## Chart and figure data
▼

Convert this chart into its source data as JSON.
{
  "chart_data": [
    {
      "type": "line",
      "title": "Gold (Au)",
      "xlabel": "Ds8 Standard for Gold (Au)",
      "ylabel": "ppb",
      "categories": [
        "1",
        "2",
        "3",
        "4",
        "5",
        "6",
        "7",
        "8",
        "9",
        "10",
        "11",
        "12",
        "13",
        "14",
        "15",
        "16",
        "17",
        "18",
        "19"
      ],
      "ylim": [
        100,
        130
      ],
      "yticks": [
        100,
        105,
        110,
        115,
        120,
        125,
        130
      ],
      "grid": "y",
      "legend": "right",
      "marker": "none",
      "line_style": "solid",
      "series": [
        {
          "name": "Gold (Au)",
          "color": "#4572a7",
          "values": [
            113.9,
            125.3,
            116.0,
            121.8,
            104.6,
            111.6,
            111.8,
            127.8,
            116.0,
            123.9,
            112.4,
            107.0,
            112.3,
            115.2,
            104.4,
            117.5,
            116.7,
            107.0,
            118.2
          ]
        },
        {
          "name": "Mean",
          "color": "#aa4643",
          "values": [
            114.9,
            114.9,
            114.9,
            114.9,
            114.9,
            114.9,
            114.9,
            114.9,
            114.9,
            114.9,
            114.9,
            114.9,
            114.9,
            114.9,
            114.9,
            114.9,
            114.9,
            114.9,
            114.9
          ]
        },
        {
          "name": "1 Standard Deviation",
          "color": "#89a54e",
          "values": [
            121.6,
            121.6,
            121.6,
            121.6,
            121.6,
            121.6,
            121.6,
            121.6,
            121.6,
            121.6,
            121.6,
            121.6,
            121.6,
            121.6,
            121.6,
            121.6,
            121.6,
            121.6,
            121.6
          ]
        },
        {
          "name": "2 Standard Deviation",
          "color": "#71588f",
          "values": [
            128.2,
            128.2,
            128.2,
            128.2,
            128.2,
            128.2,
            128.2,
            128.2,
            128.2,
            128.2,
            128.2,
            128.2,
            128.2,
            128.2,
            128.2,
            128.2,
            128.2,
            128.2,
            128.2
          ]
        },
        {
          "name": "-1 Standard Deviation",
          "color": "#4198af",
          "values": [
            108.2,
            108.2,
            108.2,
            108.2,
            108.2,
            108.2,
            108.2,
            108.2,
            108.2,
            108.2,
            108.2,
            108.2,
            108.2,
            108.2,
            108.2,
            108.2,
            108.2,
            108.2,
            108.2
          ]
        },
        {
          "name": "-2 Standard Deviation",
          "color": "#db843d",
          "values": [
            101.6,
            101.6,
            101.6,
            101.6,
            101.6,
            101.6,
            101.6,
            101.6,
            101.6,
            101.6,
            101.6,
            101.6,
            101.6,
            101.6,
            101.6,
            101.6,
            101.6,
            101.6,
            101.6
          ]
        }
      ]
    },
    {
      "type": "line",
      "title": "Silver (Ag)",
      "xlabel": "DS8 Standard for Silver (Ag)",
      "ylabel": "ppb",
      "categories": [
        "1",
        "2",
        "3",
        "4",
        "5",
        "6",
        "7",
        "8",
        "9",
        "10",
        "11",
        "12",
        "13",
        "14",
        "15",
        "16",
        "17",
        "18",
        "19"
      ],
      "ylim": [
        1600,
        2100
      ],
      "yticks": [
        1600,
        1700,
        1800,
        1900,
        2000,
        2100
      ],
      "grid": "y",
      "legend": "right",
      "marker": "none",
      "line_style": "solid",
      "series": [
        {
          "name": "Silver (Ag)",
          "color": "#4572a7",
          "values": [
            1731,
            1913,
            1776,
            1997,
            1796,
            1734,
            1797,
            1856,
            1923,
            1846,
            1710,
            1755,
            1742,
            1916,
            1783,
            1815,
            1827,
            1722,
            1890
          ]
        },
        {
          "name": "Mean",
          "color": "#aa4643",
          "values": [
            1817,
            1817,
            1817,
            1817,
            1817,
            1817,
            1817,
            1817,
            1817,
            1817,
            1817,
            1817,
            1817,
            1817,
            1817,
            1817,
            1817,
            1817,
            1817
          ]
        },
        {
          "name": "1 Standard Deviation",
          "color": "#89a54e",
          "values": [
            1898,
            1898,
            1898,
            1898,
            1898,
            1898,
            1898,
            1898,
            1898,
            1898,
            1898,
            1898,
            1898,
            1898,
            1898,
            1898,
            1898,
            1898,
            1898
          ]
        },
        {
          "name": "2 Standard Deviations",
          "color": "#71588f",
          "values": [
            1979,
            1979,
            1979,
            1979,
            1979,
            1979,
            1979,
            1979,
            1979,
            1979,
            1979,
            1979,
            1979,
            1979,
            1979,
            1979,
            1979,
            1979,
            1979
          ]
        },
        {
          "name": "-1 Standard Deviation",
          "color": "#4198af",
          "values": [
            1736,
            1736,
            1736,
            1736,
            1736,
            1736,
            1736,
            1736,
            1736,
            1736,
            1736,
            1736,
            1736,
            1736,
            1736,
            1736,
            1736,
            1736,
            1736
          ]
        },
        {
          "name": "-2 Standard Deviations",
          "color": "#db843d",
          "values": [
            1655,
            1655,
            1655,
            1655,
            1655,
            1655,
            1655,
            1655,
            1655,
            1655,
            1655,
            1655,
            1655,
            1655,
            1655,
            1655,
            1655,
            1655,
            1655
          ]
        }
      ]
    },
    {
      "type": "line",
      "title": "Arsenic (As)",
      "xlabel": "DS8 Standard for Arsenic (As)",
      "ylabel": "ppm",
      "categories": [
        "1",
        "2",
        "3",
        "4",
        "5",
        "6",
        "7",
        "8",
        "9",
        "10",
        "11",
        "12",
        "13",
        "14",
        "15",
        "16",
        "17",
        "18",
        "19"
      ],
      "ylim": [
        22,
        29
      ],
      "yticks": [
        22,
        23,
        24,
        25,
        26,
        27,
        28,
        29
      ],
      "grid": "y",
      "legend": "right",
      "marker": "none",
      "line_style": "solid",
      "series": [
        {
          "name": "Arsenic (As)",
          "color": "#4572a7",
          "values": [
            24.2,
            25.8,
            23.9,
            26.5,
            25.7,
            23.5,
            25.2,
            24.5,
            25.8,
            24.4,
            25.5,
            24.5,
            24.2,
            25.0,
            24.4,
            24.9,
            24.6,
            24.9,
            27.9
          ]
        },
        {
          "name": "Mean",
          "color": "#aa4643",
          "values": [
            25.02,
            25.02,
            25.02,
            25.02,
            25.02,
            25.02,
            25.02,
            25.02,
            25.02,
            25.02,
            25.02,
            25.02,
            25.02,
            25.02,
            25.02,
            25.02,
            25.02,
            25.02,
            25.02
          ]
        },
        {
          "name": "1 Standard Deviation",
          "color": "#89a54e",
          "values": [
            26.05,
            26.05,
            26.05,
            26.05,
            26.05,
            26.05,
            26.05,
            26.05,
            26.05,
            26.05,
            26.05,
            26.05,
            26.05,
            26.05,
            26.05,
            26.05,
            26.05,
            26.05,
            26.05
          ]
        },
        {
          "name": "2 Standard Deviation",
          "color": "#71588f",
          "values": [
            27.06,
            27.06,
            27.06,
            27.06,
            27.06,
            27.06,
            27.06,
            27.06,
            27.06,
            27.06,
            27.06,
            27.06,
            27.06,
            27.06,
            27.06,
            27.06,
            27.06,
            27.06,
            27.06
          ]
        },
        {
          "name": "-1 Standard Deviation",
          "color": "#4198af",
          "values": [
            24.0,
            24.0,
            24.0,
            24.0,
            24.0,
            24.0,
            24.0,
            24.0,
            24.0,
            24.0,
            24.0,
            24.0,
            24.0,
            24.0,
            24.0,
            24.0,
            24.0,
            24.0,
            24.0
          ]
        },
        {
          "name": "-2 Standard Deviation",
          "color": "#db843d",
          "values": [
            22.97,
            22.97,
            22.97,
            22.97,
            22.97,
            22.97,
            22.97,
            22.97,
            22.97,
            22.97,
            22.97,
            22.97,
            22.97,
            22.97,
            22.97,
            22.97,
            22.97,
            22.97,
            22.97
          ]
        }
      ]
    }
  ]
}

▲

## Exercise
In the entries above, find each line with the word "Silver" and copy it.

## Exercise response
      "title": "Silver (Ag)",
      "xlabel": "DS8 Standard for Silver (Ag)",
          "name": "Silver (Ag)",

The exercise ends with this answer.